Collection entries
==*==
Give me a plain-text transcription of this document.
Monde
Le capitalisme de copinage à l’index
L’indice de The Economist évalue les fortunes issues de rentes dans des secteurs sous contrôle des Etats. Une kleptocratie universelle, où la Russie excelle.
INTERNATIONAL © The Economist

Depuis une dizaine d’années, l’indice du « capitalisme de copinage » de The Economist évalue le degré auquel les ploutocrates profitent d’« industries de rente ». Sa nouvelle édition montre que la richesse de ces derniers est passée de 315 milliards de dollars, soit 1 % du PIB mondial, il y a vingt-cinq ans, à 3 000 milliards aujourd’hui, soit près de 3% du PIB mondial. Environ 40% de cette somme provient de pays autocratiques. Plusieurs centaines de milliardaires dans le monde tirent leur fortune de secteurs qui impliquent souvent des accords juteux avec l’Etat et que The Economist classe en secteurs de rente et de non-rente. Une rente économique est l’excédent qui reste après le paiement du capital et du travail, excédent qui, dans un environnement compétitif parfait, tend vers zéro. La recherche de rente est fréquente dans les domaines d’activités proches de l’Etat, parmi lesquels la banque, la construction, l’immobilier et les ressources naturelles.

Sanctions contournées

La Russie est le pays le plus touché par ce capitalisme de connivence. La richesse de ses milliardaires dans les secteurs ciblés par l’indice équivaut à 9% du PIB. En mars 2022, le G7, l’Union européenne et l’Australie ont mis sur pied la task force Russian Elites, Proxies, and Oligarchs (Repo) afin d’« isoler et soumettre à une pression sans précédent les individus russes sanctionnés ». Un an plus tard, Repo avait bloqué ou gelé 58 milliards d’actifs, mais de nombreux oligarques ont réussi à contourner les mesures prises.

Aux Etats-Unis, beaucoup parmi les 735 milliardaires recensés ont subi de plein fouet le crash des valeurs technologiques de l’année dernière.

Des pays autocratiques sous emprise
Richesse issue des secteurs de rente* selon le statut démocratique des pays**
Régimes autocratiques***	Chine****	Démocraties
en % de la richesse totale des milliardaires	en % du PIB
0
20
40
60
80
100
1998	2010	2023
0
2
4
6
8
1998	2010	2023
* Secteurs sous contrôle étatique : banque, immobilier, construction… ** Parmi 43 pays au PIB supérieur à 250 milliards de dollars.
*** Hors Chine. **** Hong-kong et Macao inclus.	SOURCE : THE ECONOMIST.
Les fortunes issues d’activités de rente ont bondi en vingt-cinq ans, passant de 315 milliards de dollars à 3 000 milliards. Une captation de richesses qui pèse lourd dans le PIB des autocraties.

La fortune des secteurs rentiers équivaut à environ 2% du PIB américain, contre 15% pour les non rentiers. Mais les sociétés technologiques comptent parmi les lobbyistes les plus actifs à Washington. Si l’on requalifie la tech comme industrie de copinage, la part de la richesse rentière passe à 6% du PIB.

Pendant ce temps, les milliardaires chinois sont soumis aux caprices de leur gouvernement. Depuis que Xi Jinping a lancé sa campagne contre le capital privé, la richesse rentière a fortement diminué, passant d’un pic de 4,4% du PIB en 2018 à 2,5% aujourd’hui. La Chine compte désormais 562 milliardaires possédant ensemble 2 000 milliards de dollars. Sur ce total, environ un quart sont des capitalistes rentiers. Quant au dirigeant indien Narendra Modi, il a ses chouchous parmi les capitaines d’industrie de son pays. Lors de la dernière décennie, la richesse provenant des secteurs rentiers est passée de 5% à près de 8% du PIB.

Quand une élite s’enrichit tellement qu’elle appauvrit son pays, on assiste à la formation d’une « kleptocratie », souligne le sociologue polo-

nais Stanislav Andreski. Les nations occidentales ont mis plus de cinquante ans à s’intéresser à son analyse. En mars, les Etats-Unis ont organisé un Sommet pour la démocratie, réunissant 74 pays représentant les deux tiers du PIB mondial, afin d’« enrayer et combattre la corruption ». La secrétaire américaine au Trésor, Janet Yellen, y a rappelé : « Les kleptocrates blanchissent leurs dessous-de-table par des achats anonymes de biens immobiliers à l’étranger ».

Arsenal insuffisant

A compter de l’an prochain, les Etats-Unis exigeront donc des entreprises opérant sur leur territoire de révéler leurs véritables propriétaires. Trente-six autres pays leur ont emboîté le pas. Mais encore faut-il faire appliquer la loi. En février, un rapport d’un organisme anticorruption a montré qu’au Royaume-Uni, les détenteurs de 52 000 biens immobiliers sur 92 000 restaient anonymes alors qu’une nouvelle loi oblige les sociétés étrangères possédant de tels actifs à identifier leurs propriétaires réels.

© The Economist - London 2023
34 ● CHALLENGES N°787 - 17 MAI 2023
==*==
Faithfully copy every entry, leaving nothing out.

Give me a plain-text transcription of this document.
Monde
Le capitalisme de copinage à l’index
L’indice de The Economist évalue les fortunes issues de rentes dans des secteurs sous contrôle des Etats. Une kleptocratie universelle, où la Russie excelle.
INTERNATIONAL © The Economist

Depuis une dizaine d’années, l’indice du « capitalisme de copinage » de The Economist évalue le degré auquel les ploutocrates profitent d’« industries de rente ». Sa nouvelle édition montre que la richesse de ces derniers est passée de 315 milliards de dollars, soit 1 % du PIB mondial, il y a vingt-cinq ans, à 3 000 milliards aujourd’hui, soit près de 3% du PIB mondial. Environ 40% de cette somme provient de pays autocratiques. Plusieurs centaines de milliardaires dans le monde tirent leur fortune de secteurs qui impliquent souvent des accords juteux avec l’Etat et que The Economist classe en secteurs de rente et de non-rente. Une rente économique est l’excédent qui reste après le paiement du capital et du travail, excédent qui, dans un environnement compétitif parfait, tend vers zéro. La recherche de rente est fréquente dans les domaines d’activités proches de l’Etat, parmi lesquels la banque, la construction, l’immobilier et les ressources naturelles.

Sanctions contournées

La Russie est le pays le plus touché par ce capitalisme de connivence. La richesse de ses milliardaires dans les secteurs ciblés par l’indice équivaut à 9% du PIB. En mars 2022, le G7, l’Union européenne et l’Australie ont mis sur pied la task force Russian Elites, Proxies, and Oligarchs (Repo) afin d’« isoler et soumettre à une pression sans précédent les individus russes sanctionnés ». Un an plus tard, Repo avait bloqué ou gelé 58 milliards d’actifs, mais de nombreux oligarques ont réussi à contourner les mesures prises.

Aux Etats-Unis, beaucoup parmi les 735 milliardaires recensés ont subi de plein fouet le crash des valeurs technologiques de l’année dernière.

Des pays autocratiques sous emprise
Richesse issue des secteurs de rente* selon le statut démocratique des pays**
Régimes autocratiques***	Chine****	Démocraties
en % de la richesse totale des milliardaires	en % du PIB
0
20
40
60
80
100
1998	2010	2023
0
2
4
6
8
1998	2010	2023
* Secteurs sous contrôle étatique : banque, immobilier, construction… ** Parmi 43 pays au PIB supérieur à 250 milliards de dollars.
*** Hors Chine. **** Hong-kong et Macao inclus.	SOURCE : THE ECONOMIST.
Les fortunes issues d’activités de rente ont bondi en vingt-cinq ans, passant de 315 milliards de dollars à 3 000 milliards. Une captation de richesses qui pèse lourd dans le PIB des autocraties.

La fortune des secteurs rentiers équivaut à environ 2% du PIB américain, contre 15% pour les non rentiers. Mais les sociétés technologiques comptent parmi les lobbyistes les plus actifs à Washington. Si l’on requalifie la tech comme industrie de copinage, la part de la richesse rentière passe à 6% du PIB.

Pendant ce temps, les milliardaires chinois sont soumis aux caprices de leur gouvernement. Depuis que Xi Jinping a lancé sa campagne contre le capital privé, la richesse rentière a fortement diminué, passant d’un pic de 4,4% du PIB en 2018 à 2,5% aujourd’hui. La Chine compte désormais 562 milliardaires possédant ensemble 2 000 milliards de dollars. Sur ce total, environ un quart sont des capitalistes rentiers. Quant au dirigeant indien Narendra Modi, il a ses chouchous parmi les capitaines d’industrie de son pays. Lors de la dernière décennie, la richesse provenant des secteurs rentiers est passée de 5% à près de 8% du PIB.

Quand une élite s’enrichit tellement qu’elle appauvrit son pays, on assiste à la formation d’une « kleptocratie », souligne le sociologue polo-

nais Stanislav Andreski. Les nations occidentales ont mis plus de cinquante ans à s’intéresser à son analyse. En mars, les Etats-Unis ont organisé un Sommet pour la démocratie, réunissant 74 pays représentant les deux tiers du PIB mondial, afin d’« enrayer et combattre la corruption ». La secrétaire américaine au Trésor, Janet Yellen, y a rappelé : « Les kleptocrates blanchissent leurs dessous-de-table par des achats anonymes de biens immobiliers à l’étranger ».

Arsenal insuffisant

A compter de l’an prochain, les Etats-Unis exigeront donc des entreprises opérant sur leur territoire de révéler leurs véritables propriétaires. Trente-six autres pays leur ont emboîté le pas. Mais encore faut-il faire appliquer la loi. En février, un rapport d’un organisme anticorruption a montré qu’au Royaume-Uni, les détenteurs de 52 000 biens immobiliers sur 92 000 restaient anonymes alors qu’une nouvelle loi oblige les sociétés étrangères possédant de tels actifs à identifier leurs propriétaires réels.

© The Economist - London 2023
34 ● CHALLENGES N°787 - 17 MAI 2023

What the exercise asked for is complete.